[begin Information provided]

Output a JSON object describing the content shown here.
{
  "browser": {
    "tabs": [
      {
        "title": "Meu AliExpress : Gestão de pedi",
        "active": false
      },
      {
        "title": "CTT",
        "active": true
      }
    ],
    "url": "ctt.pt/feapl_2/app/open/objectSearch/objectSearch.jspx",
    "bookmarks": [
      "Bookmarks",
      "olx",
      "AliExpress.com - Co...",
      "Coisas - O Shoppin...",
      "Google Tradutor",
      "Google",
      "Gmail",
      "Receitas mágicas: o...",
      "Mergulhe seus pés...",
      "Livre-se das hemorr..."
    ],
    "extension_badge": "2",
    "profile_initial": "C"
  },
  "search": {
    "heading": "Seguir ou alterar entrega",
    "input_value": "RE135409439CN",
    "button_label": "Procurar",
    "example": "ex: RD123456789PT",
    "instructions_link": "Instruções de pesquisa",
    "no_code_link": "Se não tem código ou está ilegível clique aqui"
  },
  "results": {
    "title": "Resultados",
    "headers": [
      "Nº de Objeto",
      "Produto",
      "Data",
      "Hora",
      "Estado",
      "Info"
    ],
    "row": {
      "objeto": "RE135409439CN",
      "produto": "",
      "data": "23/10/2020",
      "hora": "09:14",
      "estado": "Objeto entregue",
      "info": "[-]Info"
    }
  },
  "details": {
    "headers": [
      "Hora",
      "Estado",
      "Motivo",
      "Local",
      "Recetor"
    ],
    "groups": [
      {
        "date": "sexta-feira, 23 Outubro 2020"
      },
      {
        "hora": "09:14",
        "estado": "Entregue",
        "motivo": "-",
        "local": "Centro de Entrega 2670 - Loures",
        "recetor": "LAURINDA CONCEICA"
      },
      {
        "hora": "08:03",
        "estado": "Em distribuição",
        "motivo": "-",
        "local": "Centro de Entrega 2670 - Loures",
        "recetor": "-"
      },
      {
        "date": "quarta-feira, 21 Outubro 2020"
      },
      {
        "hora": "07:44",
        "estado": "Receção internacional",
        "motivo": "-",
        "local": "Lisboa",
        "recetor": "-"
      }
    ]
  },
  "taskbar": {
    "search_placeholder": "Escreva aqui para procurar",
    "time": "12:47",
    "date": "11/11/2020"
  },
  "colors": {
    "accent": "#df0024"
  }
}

[end Information provided]

Return the material in full, exactly as shown.

Task result –
Output a JSON object describing the content shown here.
{
  "browser": {
    "tabs": [
      {
        "title": "Meu AliExpress : Gestão de pedi",
        "active": false
      },
      {
        "title": "CTT",
        "active": true
      }
    ],
    "url": "ctt.pt/feapl_2/app/open/objectSearch/objectSearch.jspx",
    "bookmarks": [
      "Bookmarks",
      "olx",
      "AliExpress.com - Co...",
      "Coisas - O Shoppin...",
      "Google Tradutor",
      "Google",
      "Gmail",
      "Receitas mágicas: o...",
      "Mergulhe seus pés...",
      "Livre-se das hemorr..."
    ],
    "extension_badge": "2",
    "profile_initial": "C"
  },
  "search": {
    "heading": "Seguir ou alterar entrega",
    "input_value": "RE135409439CN",
    "button_label": "Procurar",
    "example": "ex: RD123456789PT",
    "instructions_link": "Instruções de pesquisa",
    "no_code_link": "Se não tem código ou está ilegível clique aqui"
  },
  "results": {
    "title": "Resultados",
    "headers": [
      "Nº de Objeto",
      "Produto",
      "Data",
      "Hora",
      "Estado",
      "Info"
    ],
    "row": {
      "objeto": "RE135409439CN",
      "produto": "",
      "data": "23/10/2020",
      "hora": "09:14",
      "estado": "Objeto entregue",
      "info": "[-]Info"
    }
  },
  "details": {
    "headers": [
      "Hora",
      "Estado",
      "Motivo",
      "Local",
      "Recetor"
    ],
    "groups": [
      {
        "date": "sexta-feira, 23 Outubro 2020"
      },
      {
        "hora": "09:14",
        "estado": "Entregue",
        "motivo": "-",
        "local": "Centro de Entrega 2670 - Loures",
        "recetor": "LAURINDA CONCEICA"
      },
      {
        "hora": "08:03",
        "estado": "Em distribuição",
        "motivo": "-",
        "local": "Centro de Entrega 2670 - Loures",
        "recetor": "-"
      },
      {
        "date": "quarta-feira, 21 Outubro 2020"
      },
      {
        "hora": "07:44",
        "estado": "Receção internacional",
        "motivo": "-",
        "local": "Lisboa",
        "recetor": "-"
      }
    ]
  },
  "taskbar": {
    "search_placeholder": "Escreva aqui para procurar",
    "time": "12:47",
    "date": "11/11/2020"
  },
  "colors": {
    "accent": "#df0024"
  }
}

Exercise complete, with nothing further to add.